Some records
+---+
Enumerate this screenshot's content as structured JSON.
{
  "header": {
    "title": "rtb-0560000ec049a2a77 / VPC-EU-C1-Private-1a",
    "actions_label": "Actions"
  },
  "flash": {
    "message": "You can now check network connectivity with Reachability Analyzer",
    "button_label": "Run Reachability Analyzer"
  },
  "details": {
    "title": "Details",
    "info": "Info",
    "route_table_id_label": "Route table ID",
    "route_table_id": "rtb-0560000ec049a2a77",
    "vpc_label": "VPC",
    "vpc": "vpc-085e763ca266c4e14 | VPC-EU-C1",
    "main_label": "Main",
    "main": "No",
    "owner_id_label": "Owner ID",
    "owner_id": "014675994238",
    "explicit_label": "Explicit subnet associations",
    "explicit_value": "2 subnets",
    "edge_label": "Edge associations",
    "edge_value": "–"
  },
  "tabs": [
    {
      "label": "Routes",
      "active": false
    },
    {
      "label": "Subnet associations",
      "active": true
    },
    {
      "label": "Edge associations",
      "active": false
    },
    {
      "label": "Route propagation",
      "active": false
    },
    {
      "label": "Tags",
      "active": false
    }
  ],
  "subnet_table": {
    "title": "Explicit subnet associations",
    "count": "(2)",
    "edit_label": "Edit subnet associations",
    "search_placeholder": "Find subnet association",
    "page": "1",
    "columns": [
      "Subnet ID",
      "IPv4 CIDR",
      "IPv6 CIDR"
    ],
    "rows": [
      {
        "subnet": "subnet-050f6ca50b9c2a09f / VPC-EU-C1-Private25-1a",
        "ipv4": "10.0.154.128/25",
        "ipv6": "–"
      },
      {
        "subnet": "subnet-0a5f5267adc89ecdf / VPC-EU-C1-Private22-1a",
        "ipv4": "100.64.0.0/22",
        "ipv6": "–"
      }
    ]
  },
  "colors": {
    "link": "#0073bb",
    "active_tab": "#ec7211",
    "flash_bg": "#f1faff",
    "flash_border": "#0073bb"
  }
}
+---+
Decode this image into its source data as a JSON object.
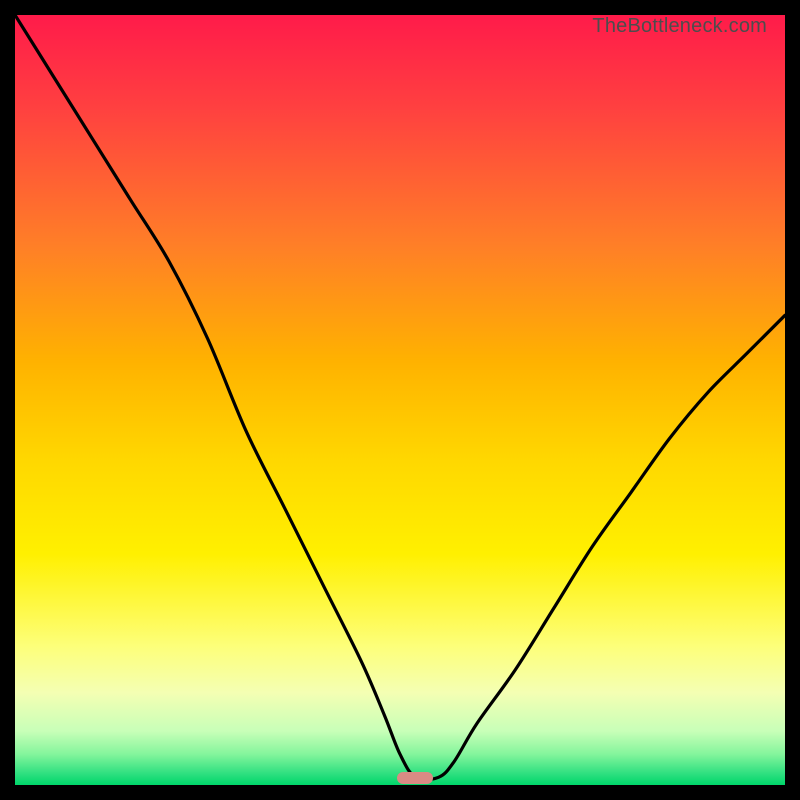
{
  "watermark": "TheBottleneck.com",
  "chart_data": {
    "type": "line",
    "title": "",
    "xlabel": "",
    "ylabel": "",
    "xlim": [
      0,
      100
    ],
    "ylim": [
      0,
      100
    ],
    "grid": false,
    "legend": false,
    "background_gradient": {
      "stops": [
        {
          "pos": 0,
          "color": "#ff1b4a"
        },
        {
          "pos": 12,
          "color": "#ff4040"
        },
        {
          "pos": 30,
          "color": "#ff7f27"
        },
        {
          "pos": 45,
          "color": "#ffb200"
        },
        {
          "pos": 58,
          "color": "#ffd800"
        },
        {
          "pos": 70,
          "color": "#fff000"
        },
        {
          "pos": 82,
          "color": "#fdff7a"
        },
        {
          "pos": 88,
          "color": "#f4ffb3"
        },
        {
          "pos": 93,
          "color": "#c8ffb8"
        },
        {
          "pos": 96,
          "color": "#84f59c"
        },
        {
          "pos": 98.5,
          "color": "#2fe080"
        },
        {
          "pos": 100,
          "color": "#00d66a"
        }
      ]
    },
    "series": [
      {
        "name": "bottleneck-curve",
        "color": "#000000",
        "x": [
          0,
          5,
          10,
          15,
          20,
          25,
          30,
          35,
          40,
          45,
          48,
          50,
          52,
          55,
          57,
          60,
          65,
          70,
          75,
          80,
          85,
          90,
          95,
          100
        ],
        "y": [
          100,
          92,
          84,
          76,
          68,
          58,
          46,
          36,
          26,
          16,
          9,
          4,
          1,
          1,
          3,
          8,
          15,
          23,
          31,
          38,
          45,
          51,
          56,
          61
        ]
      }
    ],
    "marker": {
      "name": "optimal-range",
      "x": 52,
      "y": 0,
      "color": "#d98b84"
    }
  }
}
+---+
> _THE PROBLEM_
Among the lines of the material, find those that hold the word "associations" and copy them.

> _WRITTEN REPLY_
    "explicit_label": "Explicit subnet associations",
    "edge_label": "Edge associations",
      "label": "Subnet associations",
      "label": "Edge associations",
    "title": "Explicit subnet associations",
    "edit_label": "Edit subnet associations",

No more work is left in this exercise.